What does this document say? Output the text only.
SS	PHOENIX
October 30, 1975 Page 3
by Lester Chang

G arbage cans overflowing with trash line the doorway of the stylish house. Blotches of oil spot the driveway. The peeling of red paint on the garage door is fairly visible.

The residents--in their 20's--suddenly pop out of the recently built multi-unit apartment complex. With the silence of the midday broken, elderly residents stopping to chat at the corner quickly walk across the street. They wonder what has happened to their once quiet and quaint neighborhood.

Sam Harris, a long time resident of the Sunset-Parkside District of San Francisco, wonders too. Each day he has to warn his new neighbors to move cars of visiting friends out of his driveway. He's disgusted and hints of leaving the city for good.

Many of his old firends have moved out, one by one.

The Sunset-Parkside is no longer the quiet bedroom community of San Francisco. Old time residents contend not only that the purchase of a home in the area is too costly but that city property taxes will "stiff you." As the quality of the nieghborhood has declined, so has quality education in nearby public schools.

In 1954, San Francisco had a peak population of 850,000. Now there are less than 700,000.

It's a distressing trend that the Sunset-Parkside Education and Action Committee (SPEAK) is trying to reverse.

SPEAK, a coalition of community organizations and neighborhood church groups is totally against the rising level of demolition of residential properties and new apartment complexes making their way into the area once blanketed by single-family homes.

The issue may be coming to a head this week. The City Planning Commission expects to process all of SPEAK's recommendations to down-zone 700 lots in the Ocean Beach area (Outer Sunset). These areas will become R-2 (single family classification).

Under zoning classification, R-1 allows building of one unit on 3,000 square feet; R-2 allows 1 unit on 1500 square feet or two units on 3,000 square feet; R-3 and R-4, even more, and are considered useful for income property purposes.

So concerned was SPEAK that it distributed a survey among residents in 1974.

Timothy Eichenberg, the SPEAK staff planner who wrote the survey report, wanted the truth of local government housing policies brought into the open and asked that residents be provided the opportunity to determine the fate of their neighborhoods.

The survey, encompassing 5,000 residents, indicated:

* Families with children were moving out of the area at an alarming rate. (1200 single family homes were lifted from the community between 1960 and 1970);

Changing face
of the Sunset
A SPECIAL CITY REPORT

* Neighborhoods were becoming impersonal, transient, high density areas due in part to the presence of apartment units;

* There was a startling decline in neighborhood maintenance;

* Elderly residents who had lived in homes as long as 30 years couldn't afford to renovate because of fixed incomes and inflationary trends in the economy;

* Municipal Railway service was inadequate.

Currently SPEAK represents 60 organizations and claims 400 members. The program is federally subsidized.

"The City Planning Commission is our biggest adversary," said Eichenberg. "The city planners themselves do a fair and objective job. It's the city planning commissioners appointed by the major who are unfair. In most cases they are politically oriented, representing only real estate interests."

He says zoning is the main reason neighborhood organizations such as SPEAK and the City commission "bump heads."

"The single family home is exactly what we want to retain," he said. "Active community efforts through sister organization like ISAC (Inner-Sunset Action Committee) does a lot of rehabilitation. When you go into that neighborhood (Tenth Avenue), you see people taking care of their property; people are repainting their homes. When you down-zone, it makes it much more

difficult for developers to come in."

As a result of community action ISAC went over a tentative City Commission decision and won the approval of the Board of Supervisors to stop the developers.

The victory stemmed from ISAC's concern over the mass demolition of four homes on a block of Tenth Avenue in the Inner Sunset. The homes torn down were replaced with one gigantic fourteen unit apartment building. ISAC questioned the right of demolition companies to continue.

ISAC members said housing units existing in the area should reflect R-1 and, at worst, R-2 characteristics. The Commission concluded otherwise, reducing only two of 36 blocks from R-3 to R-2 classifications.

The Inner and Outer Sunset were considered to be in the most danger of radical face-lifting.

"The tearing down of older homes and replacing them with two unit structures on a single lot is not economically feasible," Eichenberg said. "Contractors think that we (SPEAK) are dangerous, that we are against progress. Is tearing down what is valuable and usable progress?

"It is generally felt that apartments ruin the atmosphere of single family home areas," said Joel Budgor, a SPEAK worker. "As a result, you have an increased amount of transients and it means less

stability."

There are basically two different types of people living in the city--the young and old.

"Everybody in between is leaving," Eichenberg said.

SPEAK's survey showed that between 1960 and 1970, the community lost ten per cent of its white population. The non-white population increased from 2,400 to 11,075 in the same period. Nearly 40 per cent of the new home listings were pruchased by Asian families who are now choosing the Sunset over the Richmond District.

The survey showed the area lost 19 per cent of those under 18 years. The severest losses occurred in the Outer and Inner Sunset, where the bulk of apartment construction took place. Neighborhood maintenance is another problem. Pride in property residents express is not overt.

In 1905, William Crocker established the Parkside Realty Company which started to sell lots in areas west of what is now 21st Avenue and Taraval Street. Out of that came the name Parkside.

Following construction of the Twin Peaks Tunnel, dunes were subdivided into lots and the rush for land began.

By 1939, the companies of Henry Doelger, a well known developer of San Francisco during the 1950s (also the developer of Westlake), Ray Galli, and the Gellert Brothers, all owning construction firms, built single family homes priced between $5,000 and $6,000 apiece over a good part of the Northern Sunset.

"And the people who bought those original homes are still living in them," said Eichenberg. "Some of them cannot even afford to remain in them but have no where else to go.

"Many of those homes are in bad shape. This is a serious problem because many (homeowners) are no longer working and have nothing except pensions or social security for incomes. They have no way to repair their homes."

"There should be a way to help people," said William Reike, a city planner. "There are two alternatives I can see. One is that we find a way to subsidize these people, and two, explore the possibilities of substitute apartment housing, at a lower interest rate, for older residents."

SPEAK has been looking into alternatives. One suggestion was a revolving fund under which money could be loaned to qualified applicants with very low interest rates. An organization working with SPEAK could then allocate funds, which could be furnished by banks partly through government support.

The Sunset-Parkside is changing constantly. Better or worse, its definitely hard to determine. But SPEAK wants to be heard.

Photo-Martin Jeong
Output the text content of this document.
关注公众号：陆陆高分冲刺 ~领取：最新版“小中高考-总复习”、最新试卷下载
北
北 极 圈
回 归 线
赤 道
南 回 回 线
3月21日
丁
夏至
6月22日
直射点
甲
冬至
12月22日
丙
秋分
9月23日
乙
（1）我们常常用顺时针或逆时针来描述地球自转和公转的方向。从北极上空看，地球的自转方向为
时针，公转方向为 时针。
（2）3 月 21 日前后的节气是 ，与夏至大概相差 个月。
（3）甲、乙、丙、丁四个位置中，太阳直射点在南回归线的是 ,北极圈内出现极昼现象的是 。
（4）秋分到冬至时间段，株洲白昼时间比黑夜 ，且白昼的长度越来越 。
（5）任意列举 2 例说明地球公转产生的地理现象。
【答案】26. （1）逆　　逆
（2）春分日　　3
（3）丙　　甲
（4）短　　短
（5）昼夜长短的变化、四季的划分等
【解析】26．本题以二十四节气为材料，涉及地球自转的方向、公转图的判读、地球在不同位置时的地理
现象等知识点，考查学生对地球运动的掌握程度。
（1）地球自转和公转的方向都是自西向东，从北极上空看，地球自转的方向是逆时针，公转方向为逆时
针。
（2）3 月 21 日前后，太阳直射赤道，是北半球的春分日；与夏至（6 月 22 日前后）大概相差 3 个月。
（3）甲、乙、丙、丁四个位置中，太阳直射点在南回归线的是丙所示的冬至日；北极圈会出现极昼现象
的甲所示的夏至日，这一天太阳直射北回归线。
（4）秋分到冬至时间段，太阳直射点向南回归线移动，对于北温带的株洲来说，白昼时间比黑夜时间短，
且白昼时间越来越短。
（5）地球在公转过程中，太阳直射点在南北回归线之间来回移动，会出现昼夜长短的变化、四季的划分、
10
----------
▶ EXERCISE:
Retype the whole listing above exactly.

▶ FINISHED ANSWER:
What does this document say? Output the text only.
SS	PHOENIX
October 30, 1975 Page 3
by Lester Chang

G arbage cans overflowing with trash line the doorway of the stylish house. Blotches of oil spot the driveway. The peeling of red paint on the garage door is fairly visible.

The residents--in their 20's--suddenly pop out of the recently built multi-unit apartment complex. With the silence of the midday broken, elderly residents stopping to chat at the corner quickly walk across the street. They wonder what has happened to their once quiet and quaint neighborhood.

Sam Harris, a long time resident of the Sunset-Parkside District of San Francisco, wonders too. Each day he has to warn his new neighbors to move cars of visiting friends out of his driveway. He's disgusted and hints of leaving the city for good.

Many of his old firends have moved out, one by one.

The Sunset-Parkside is no longer the quiet bedroom community of San Francisco. Old time residents contend not only that the purchase of a home in the area is too costly but that city property taxes will "stiff you." As the quality of the nieghborhood has declined, so has quality education in nearby public schools.

In 1954, San Francisco had a peak population of 850,000. Now there are less than 700,000.

It's a distressing trend that the Sunset-Parkside Education and Action Committee (SPEAK) is trying to reverse.

SPEAK, a coalition of community organizations and neighborhood church groups is totally against the rising level of demolition of residential properties and new apartment complexes making their way into the area once blanketed by single-family homes.

The issue may be coming to a head this week. The City Planning Commission expects to process all of SPEAK's recommendations to down-zone 700 lots in the Ocean Beach area (Outer Sunset). These areas will become R-2 (single family classification).

Under zoning classification, R-1 allows building of one unit on 3,000 square feet; R-2 allows 1 unit on 1500 square feet or two units on 3,000 square feet; R-3 and R-4, even more, and are considered useful for income property purposes.

So concerned was SPEAK that it distributed a survey among residents in 1974.

Timothy Eichenberg, the SPEAK staff planner who wrote the survey report, wanted the truth of local government housing policies brought into the open and asked that residents be provided the opportunity to determine the fate of their neighborhoods.

The survey, encompassing 5,000 residents, indicated:

* Families with children were moving out of the area at an alarming rate. (1200 single family homes were lifted from the community between 1960 and 1970);

Changing face
of the Sunset
A SPECIAL CITY REPORT

* Neighborhoods were becoming impersonal, transient, high density areas due in part to the presence of apartment units;

* There was a startling decline in neighborhood maintenance;

* Elderly residents who had lived in homes as long as 30 years couldn't afford to renovate because of fixed incomes and inflationary trends in the economy;

* Municipal Railway service was inadequate.

Currently SPEAK represents 60 organizations and claims 400 members. The program is federally subsidized.

"The City Planning Commission is our biggest adversary," said Eichenberg. "The city planners themselves do a fair and objective job. It's the city planning commissioners appointed by the major who are unfair. In most cases they are politically oriented, representing only real estate interests."

He says zoning is the main reason neighborhood organizations such as SPEAK and the City commission "bump heads."

"The single family home is exactly what we want to retain," he said. "Active community efforts through sister organization like ISAC (Inner-Sunset Action Committee) does a lot of rehabilitation. When you go into that neighborhood (Tenth Avenue), you see people taking care of their property; people are repainting their homes. When you down-zone, it makes it much more

difficult for developers to come in."

As a result of community action ISAC went over a tentative City Commission decision and won the approval of the Board of Supervisors to stop the developers.

The victory stemmed from ISAC's concern over the mass demolition of four homes on a block of Tenth Avenue in the Inner Sunset. The homes torn down were replaced with one gigantic fourteen unit apartment building. ISAC questioned the right of demolition companies to continue.

ISAC members said housing units existing in the area should reflect R-1 and, at worst, R-2 characteristics. The Commission concluded otherwise, reducing only two of 36 blocks from R-3 to R-2 classifications.

The Inner and Outer Sunset were considered to be in the most danger of radical face-lifting.

"The tearing down of older homes and replacing them with two unit structures on a single lot is not economically feasible," Eichenberg said. "Contractors think that we (SPEAK) are dangerous, that we are against progress. Is tearing down what is valuable and usable progress?

"It is generally felt that apartments ruin the atmosphere of single family home areas," said Joel Budgor, a SPEAK worker. "As a result, you have an increased amount of transients and it means less

stability."

There are basically two different types of people living in the city--the young and old.

"Everybody in between is leaving," Eichenberg said.

SPEAK's survey showed that between 1960 and 1970, the community lost ten per cent of its white population. The non-white population increased from 2,400 to 11,075 in the same period. Nearly 40 per cent of the new home listings were pruchased by Asian families who are now choosing the Sunset over the Richmond District.

The survey showed the area lost 19 per cent of those under 18 years. The severest losses occurred in the Outer and Inner Sunset, where the bulk of apartment construction took place. Neighborhood maintenance is another problem. Pride in property residents express is not overt.

In 1905, William Crocker established the Parkside Realty Company which started to sell lots in areas west of what is now 21st Avenue and Taraval Street. Out of that came the name Parkside.

Following construction of the Twin Peaks Tunnel, dunes were subdivided into lots and the rush for land began.

By 1939, the companies of Henry Doelger, a well known developer of San Francisco during the 1950s (also the developer of Westlake), Ray Galli, and the Gellert Brothers, all owning construction firms, built single family homes priced between $5,000 and $6,000 apiece over a good part of the Northern Sunset.

"And the people who bought those original homes are still living in them," said Eichenberg. "Some of them cannot even afford to remain in them but have no where else to go.

"Many of those homes are in bad shape. This is a serious problem because many (homeowners) are no longer working and have nothing except pensions or social security for incomes. They have no way to repair their homes."

"There should be a way to help people," said William Reike, a city planner. "There are two alternatives I can see. One is that we find a way to subsidize these people, and two, explore the possibilities of substitute apartment housing, at a lower interest rate, for older residents."

SPEAK has been looking into alternatives. One suggestion was a revolving fund under which money could be loaned to qualified applicants with very low interest rates. An organization working with SPEAK could then allocate funds, which could be furnished by banks partly through government support.

The Sunset-Parkside is changing constantly. Better or worse, its definitely hard to determine. But SPEAK wants to be heard.

Photo-Martin Jeong
Output the text content of this document.
关注公众号：陆陆高分冲刺 ~领取：最新版“小中高考-总复习”、最新试卷下载
北
北 极 圈
回 归 线
赤 道
南 回 回 线
3月21日
丁
夏至
6月22日
直射点
甲
冬至
12月22日
丙
秋分
9月23日
乙
（1）我们常常用顺时针或逆时针来描述地球自转和公转的方向。从北极上空看，地球的自转方向为
时针，公转方向为 时针。
（2）3 月 21 日前后的节气是 ，与夏至大概相差 个月。
（3）甲、乙、丙、丁四个位置中，太阳直射点在南回归线的是 ,北极圈内出现极昼现象的是 。
（4）秋分到冬至时间段，株洲白昼时间比黑夜 ，且白昼的长度越来越 。
（5）任意列举 2 例说明地球公转产生的地理现象。
【答案】26. （1）逆　　逆
（2）春分日　　3
（3）丙　　甲
（4）短　　短
（5）昼夜长短的变化、四季的划分等
【解析】26．本题以二十四节气为材料，涉及地球自转的方向、公转图的判读、地球在不同位置时的地理
现象等知识点，考查学生对地球运动的掌握程度。
（1）地球自转和公转的方向都是自西向东，从北极上空看，地球自转的方向是逆时针，公转方向为逆时
针。
（2）3 月 21 日前后，太阳直射赤道，是北半球的春分日；与夏至（6 月 22 日前后）大概相差 3 个月。
（3）甲、乙、丙、丁四个位置中，太阳直射点在南回归线的是丙所示的冬至日；北极圈会出现极昼现象
的甲所示的夏至日，这一天太阳直射北回归线。
（4）秋分到冬至时间段，太阳直射点向南回归线移动，对于北温带的株洲来说，白昼时间比黑夜时间短，
且白昼时间越来越短。
（5）地球在公转过程中，太阳直射点在南北回归线之间来回移动，会出现昼夜长短的变化、四季的划分、
10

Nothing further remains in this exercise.